▶ _Task prompt_
What is the number of lines in the entries below that include the word "bilan"? Provide the number only.

►

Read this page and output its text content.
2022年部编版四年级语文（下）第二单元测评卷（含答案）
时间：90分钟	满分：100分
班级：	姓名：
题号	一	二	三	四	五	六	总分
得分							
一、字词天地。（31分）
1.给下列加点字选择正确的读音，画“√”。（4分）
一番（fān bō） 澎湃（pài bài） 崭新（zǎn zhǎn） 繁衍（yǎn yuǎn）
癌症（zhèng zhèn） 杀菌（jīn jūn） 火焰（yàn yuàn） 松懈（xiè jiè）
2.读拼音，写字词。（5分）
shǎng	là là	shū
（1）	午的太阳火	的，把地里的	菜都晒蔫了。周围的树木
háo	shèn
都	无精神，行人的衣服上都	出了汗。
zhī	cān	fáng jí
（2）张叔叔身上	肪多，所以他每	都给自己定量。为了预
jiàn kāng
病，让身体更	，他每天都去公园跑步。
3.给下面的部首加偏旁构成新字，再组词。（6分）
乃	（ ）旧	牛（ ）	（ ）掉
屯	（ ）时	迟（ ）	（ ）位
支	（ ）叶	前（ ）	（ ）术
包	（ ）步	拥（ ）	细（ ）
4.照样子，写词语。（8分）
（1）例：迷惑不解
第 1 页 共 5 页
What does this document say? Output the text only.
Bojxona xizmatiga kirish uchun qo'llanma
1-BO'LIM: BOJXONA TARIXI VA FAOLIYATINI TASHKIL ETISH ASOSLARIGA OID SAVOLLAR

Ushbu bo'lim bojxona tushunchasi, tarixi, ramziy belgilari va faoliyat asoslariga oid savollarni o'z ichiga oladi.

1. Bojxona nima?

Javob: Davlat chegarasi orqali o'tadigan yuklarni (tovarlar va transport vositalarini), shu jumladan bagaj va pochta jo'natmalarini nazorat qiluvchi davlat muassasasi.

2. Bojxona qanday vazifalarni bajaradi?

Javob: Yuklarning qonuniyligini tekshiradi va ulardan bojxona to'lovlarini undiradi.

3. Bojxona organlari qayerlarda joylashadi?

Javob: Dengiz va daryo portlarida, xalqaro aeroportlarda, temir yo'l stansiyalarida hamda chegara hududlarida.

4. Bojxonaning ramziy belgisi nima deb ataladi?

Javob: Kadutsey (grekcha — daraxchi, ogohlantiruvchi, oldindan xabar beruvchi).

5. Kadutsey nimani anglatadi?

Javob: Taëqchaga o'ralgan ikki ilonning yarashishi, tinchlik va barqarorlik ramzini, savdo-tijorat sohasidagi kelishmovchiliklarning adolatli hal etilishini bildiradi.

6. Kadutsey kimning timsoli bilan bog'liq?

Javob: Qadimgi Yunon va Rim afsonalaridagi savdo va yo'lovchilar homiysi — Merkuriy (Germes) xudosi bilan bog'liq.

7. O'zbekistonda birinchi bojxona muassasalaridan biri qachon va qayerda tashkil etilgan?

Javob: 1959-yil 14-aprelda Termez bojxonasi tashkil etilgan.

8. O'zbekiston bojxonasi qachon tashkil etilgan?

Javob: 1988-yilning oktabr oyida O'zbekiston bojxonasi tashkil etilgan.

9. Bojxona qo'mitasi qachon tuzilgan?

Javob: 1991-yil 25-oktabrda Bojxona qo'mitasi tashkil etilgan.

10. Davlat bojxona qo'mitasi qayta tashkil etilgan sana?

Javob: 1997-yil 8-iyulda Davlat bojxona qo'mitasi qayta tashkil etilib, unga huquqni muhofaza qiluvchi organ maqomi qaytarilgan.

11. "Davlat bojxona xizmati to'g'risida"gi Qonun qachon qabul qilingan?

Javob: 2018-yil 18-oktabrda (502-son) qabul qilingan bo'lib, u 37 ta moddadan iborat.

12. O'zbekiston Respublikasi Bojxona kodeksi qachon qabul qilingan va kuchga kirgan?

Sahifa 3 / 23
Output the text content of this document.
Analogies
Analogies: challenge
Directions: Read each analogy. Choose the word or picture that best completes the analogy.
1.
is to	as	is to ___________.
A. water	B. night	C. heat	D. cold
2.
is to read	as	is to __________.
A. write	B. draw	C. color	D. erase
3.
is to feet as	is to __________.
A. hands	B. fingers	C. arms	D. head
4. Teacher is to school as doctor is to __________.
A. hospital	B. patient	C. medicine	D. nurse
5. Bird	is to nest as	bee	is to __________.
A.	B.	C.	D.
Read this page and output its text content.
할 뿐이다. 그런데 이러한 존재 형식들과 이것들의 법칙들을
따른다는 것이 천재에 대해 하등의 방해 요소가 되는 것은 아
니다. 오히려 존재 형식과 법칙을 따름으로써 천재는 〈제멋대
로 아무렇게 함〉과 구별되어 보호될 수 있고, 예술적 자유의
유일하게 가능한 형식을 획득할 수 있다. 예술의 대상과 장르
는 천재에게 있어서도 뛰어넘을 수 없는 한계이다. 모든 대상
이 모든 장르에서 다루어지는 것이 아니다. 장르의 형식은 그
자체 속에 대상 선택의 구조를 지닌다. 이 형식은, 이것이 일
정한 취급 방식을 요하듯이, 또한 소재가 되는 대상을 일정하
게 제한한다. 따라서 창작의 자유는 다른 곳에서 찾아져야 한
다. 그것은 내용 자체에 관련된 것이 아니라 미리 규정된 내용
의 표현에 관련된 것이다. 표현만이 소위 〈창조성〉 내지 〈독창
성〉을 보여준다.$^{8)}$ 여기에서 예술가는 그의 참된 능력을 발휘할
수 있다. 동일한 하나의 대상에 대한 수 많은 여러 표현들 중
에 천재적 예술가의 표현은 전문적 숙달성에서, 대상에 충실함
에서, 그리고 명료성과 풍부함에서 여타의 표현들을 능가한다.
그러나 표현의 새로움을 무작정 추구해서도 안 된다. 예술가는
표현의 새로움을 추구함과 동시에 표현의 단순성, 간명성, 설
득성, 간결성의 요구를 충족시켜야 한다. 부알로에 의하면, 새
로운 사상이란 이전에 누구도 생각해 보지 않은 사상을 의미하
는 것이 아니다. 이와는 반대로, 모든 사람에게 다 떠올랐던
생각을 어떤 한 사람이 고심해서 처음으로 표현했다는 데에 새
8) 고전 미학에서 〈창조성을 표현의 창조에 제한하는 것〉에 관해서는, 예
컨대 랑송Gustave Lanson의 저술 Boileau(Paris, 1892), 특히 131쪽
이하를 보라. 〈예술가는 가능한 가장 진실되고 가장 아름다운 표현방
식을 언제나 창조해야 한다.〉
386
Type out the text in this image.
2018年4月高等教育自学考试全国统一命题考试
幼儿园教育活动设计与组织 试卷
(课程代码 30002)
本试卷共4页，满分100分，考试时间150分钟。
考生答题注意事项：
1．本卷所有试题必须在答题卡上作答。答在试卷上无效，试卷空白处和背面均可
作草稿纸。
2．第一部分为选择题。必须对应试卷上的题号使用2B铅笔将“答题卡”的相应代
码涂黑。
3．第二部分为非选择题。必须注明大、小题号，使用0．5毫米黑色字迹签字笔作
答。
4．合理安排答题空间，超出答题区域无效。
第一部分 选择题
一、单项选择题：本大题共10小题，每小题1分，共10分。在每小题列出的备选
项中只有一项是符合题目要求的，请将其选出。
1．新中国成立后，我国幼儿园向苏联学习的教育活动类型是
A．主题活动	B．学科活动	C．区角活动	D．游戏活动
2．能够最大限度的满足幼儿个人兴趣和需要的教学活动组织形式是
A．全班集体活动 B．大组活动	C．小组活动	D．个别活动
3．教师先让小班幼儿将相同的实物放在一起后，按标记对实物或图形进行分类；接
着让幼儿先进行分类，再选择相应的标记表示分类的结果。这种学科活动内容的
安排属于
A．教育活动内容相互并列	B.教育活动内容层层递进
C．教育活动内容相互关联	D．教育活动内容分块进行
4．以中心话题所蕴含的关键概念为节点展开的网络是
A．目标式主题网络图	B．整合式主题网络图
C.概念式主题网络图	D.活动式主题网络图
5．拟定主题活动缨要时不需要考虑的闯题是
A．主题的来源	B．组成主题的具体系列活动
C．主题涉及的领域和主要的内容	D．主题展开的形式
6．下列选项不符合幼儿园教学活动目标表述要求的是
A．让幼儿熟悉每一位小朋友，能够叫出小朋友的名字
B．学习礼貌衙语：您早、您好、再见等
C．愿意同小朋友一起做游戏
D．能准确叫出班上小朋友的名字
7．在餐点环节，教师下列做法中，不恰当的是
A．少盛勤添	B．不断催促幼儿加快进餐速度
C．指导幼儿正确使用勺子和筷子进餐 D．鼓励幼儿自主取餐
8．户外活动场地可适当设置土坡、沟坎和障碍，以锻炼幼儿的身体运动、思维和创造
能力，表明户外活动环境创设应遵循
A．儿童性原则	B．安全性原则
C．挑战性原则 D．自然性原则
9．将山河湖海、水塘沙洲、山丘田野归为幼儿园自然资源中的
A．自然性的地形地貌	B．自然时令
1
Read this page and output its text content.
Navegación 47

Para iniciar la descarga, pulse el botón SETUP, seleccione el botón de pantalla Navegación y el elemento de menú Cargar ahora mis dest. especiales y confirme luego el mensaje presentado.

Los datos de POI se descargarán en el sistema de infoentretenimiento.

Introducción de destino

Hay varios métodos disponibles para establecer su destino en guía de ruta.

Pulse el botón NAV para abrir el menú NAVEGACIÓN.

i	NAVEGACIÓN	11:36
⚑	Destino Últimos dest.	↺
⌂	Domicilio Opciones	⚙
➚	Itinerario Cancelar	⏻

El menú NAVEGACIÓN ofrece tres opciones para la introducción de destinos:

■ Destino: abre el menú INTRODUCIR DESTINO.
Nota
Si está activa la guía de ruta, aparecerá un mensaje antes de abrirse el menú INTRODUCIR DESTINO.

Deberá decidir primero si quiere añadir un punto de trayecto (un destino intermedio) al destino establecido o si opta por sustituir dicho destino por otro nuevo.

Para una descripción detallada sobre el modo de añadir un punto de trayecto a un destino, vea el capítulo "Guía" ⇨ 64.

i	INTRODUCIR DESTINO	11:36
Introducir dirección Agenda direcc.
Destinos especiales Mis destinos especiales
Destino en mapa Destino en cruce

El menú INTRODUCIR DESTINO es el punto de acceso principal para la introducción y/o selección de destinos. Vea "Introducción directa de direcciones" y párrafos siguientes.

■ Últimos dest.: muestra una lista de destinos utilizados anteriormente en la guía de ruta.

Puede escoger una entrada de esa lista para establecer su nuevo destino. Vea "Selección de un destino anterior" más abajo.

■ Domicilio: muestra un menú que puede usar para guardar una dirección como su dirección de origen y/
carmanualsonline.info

◄

▶ _Exercise result_
2